Extracted records
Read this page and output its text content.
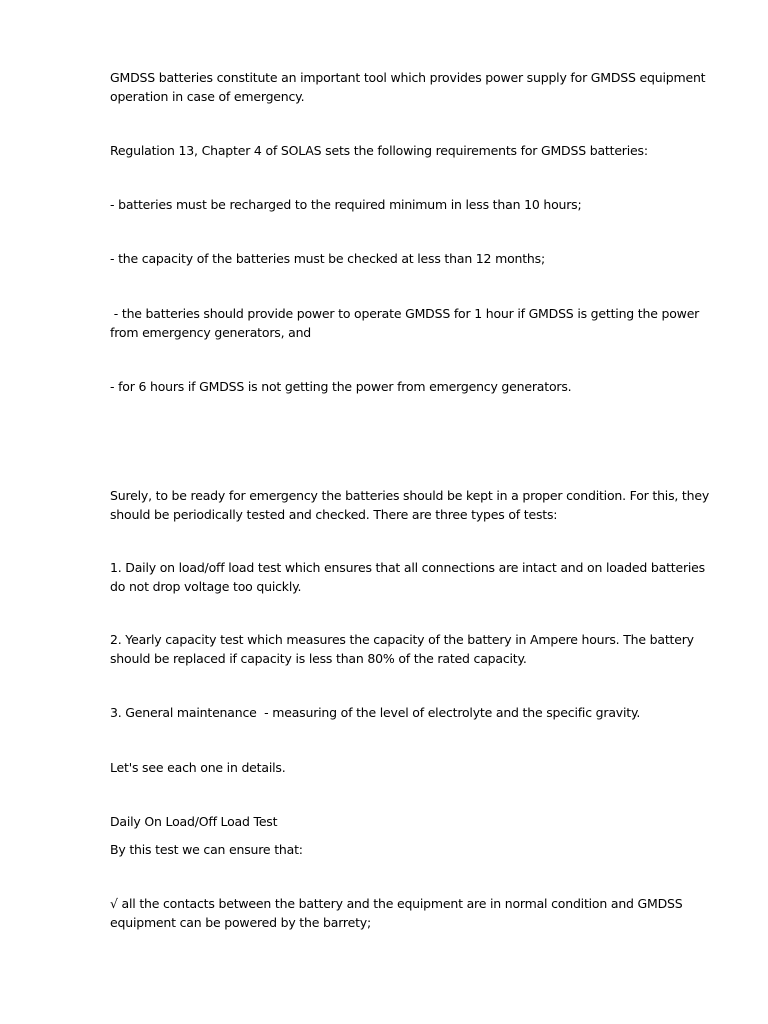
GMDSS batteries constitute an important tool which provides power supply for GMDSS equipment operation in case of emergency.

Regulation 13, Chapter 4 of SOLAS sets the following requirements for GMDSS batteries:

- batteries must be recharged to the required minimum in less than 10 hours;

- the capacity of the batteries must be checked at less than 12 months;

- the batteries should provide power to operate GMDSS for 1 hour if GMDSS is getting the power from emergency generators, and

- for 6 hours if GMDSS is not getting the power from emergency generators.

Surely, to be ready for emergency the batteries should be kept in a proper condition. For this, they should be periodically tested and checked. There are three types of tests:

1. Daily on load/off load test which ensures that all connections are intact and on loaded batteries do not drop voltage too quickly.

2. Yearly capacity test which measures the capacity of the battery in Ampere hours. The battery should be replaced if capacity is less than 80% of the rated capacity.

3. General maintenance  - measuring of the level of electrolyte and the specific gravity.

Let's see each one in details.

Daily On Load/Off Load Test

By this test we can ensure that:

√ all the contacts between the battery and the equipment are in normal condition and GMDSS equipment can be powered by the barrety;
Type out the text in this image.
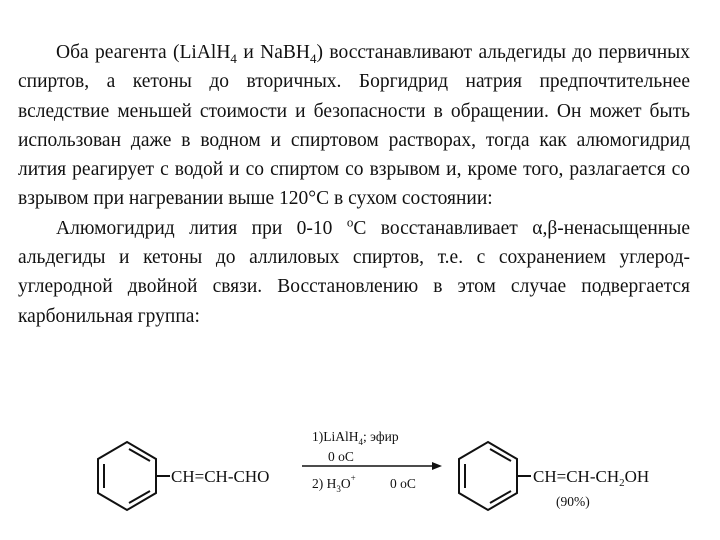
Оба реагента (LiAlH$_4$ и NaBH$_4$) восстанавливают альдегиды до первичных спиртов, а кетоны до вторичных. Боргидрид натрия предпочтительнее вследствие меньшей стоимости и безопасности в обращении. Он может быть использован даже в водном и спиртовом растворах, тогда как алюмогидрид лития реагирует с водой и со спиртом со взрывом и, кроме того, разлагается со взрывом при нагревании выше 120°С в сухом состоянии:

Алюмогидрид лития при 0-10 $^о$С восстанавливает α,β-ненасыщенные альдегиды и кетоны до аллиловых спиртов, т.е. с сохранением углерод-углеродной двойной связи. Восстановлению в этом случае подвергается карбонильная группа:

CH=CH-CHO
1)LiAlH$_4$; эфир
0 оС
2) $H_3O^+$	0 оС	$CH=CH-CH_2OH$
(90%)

* * *

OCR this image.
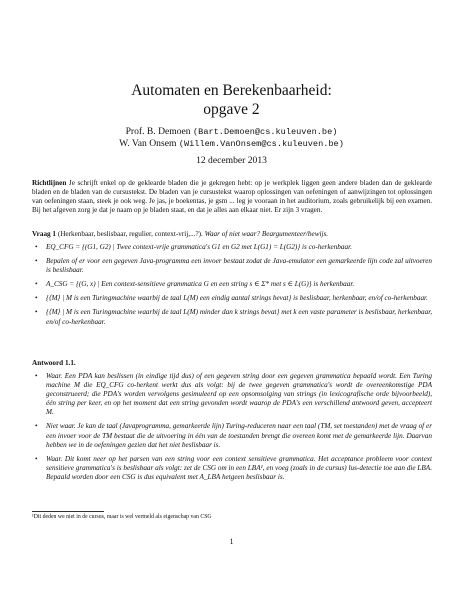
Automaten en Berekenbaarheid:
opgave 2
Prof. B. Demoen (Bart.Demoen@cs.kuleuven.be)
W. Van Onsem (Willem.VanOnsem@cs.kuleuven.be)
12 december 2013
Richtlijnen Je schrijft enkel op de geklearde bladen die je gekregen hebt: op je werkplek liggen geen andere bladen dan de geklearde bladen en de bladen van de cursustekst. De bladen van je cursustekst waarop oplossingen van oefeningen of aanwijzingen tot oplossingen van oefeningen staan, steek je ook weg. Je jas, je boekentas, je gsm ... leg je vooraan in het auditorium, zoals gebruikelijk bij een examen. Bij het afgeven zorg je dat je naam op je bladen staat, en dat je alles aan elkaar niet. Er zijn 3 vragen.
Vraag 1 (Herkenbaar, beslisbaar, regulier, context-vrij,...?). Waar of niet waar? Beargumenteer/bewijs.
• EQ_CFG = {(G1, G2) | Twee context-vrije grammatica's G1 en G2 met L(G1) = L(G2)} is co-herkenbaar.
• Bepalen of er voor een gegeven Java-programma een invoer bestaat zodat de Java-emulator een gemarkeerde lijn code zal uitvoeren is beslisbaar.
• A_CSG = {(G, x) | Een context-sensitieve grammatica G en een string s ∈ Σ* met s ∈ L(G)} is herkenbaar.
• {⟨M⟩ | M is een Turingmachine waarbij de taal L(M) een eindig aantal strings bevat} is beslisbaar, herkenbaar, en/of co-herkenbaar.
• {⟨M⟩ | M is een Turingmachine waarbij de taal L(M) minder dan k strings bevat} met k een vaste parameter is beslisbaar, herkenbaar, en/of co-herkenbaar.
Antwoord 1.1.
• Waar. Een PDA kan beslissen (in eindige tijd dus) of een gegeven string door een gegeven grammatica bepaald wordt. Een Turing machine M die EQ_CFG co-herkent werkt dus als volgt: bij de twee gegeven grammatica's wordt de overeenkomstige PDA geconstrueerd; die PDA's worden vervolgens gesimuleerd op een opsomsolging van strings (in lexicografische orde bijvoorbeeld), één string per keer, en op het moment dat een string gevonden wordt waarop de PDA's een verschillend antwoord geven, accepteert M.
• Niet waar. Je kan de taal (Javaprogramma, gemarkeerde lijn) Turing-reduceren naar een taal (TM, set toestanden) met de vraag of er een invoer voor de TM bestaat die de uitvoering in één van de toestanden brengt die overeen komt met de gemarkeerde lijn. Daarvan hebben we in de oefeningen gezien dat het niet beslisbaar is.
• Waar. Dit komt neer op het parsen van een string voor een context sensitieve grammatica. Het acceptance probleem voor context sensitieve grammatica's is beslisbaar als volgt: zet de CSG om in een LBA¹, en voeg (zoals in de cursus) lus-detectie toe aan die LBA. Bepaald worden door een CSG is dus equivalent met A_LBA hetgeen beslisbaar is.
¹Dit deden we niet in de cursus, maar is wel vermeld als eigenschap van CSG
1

---

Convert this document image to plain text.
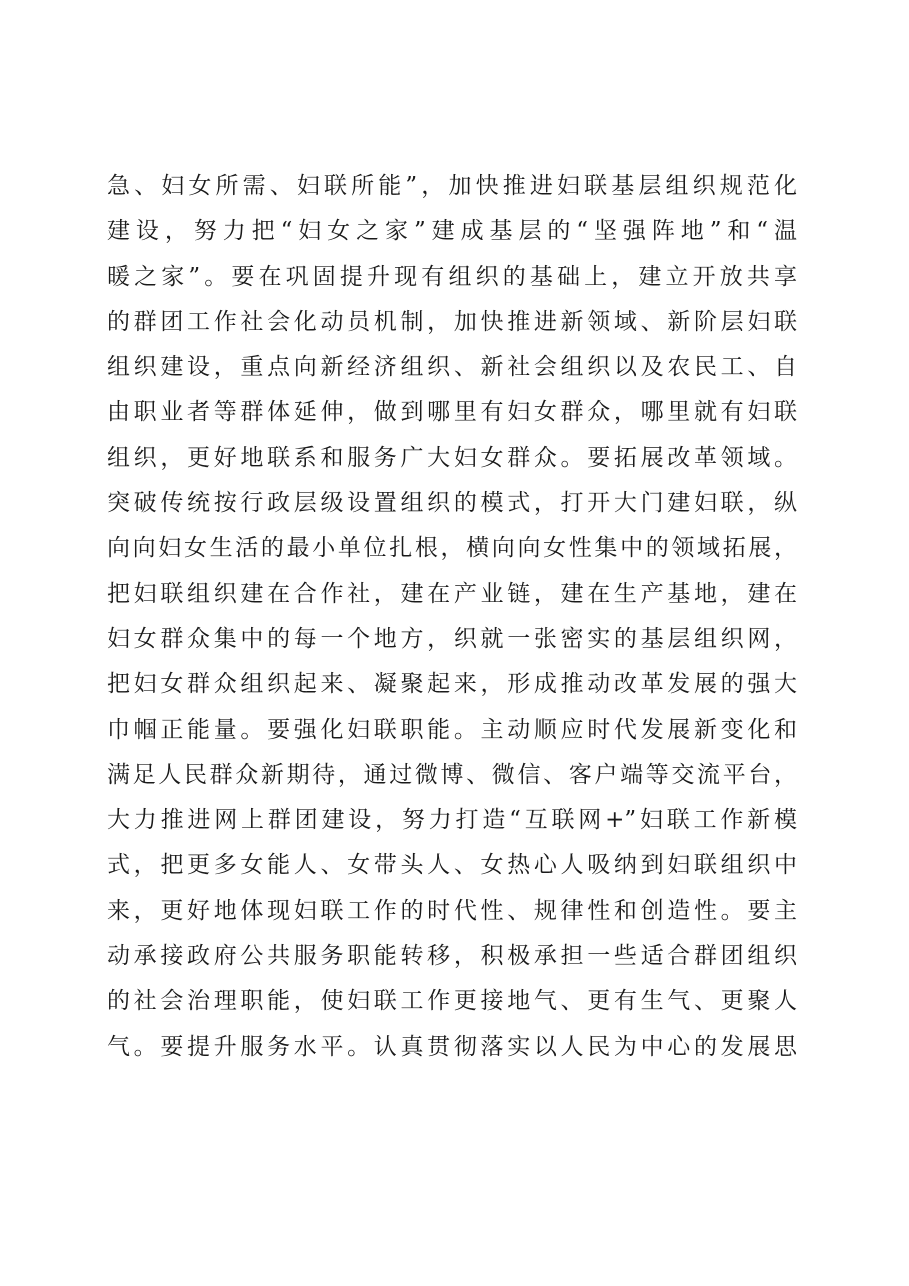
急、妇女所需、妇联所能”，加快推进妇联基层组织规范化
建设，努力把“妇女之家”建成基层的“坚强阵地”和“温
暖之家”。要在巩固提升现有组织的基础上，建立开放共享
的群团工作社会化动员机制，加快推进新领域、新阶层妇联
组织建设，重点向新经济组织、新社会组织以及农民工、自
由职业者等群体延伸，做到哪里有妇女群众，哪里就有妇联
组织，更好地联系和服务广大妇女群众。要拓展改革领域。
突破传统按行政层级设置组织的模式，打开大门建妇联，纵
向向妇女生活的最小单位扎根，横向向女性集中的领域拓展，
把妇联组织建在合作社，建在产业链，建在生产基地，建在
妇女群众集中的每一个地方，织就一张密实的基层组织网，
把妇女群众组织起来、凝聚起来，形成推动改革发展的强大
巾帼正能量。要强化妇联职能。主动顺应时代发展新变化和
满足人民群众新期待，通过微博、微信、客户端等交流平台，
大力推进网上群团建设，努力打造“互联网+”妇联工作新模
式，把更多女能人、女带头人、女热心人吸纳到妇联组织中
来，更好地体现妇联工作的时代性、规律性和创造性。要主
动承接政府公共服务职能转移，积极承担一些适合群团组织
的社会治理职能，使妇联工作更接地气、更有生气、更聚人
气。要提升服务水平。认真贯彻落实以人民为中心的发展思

Work required: State how many lines of the listing hold the string "batteries"; reply with the number and nothing else.

Correct answer: 7